# Objective:
Extract the records in full, leaving every picture out.

** START OF Input data **

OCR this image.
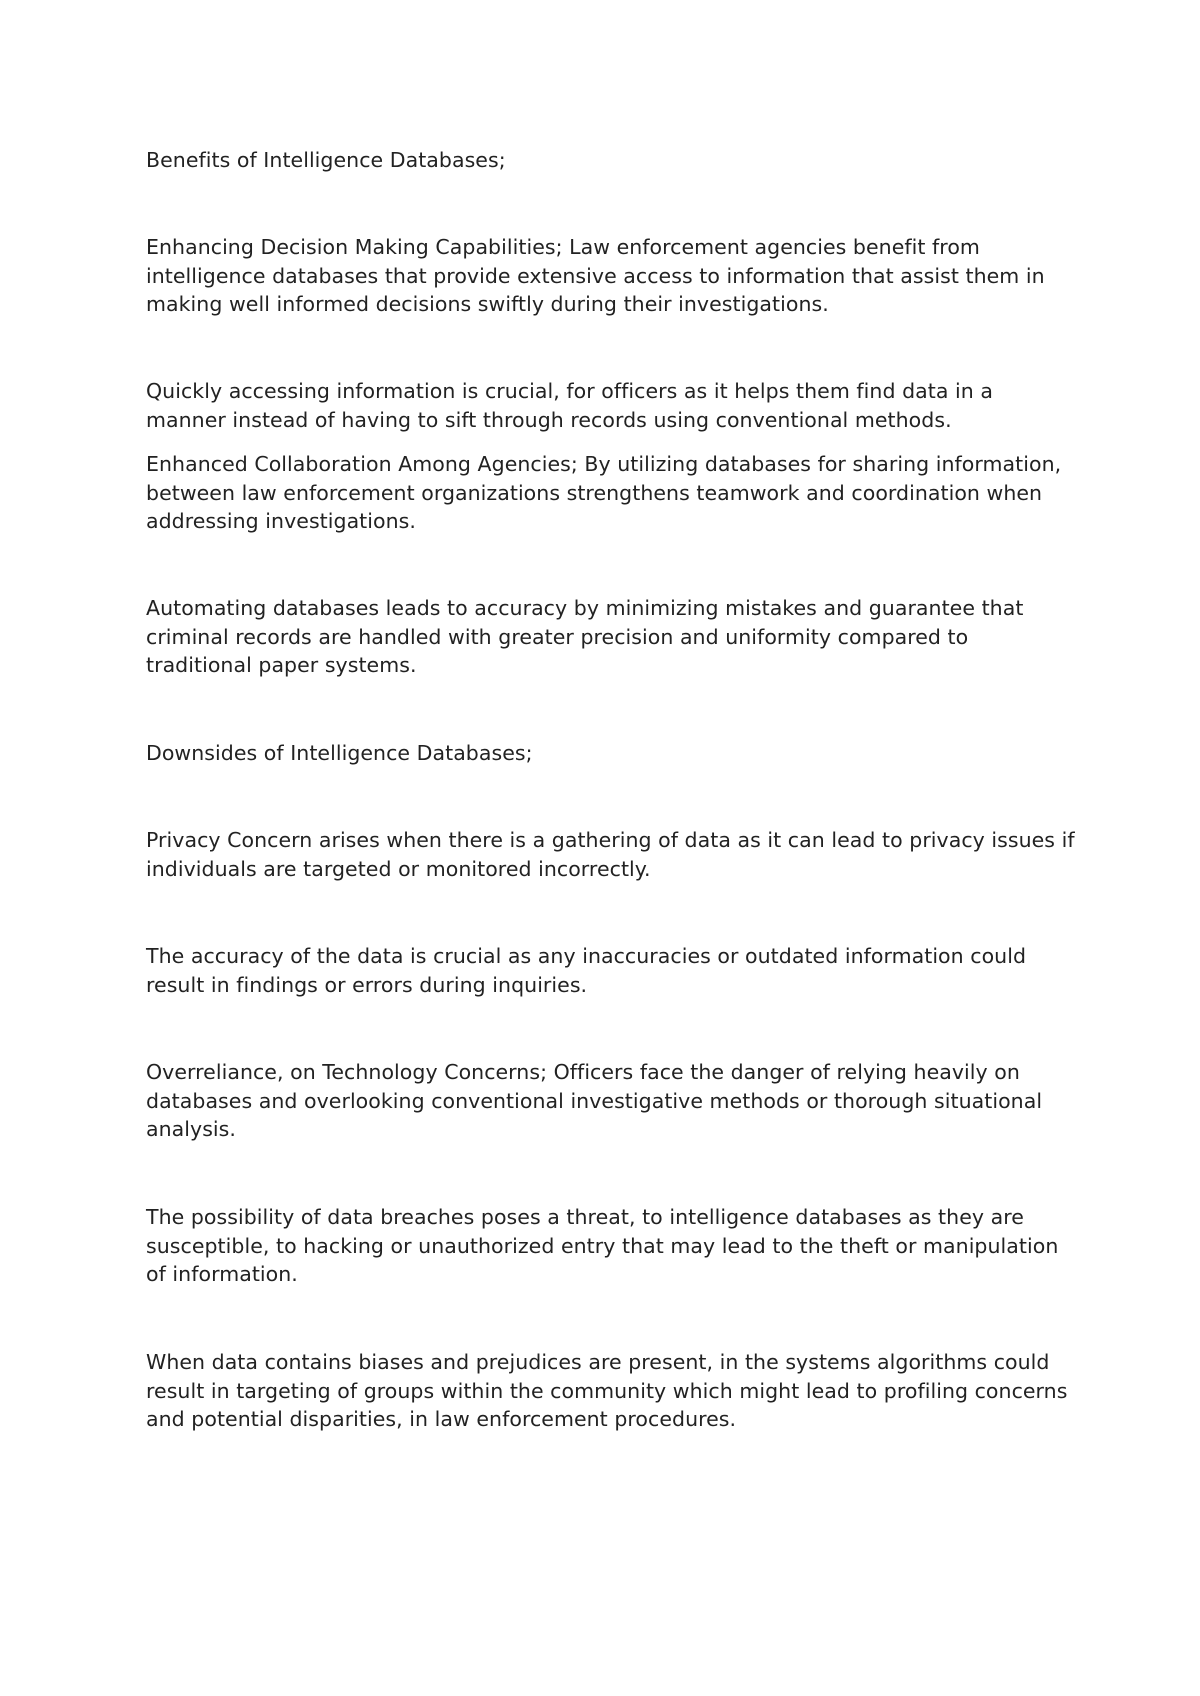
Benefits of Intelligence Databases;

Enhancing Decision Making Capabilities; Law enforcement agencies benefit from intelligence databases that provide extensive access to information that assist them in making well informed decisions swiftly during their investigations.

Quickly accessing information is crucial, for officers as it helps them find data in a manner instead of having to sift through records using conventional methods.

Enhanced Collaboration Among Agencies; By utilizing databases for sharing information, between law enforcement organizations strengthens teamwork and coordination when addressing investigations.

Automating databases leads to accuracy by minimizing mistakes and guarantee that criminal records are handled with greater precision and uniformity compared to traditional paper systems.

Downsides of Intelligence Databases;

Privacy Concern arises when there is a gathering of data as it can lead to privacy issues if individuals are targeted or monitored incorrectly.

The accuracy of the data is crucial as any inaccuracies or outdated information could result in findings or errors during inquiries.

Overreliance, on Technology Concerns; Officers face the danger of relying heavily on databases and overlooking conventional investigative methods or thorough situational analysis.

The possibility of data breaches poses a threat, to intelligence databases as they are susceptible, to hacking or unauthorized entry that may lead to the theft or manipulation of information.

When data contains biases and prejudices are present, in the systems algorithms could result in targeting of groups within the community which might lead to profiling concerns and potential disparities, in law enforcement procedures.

** END OF Input data **

# Exercise output:
OCR this image.
Benefits of Intelligence Databases;

Enhancing Decision Making Capabilities; Law enforcement agencies benefit from intelligence databases that provide extensive access to information that assist them in making well informed decisions swiftly during their investigations.

Quickly accessing information is crucial, for officers as it helps them find data in a manner instead of having to sift through records using conventional methods.

Enhanced Collaboration Among Agencies; By utilizing databases for sharing information, between law enforcement organizations strengthens teamwork and coordination when addressing investigations.

Automating databases leads to accuracy by minimizing mistakes and guarantee that criminal records are handled with greater precision and uniformity compared to traditional paper systems.

Downsides of Intelligence Databases;

Privacy Concern arises when there is a gathering of data as it can lead to privacy issues if individuals are targeted or monitored incorrectly.

The accuracy of the data is crucial as any inaccuracies or outdated information could result in findings or errors during inquiries.

Overreliance, on Technology Concerns; Officers face the danger of relying heavily on databases and overlooking conventional investigative methods or thorough situational analysis.

The possibility of data breaches poses a threat, to intelligence databases as they are susceptible, to hacking or unauthorized entry that may lead to the theft or manipulation of information.

When data contains biases and prejudices are present, in the systems algorithms could result in targeting of groups within the community which might lead to profiling concerns and potential disparities, in law enforcement procedures.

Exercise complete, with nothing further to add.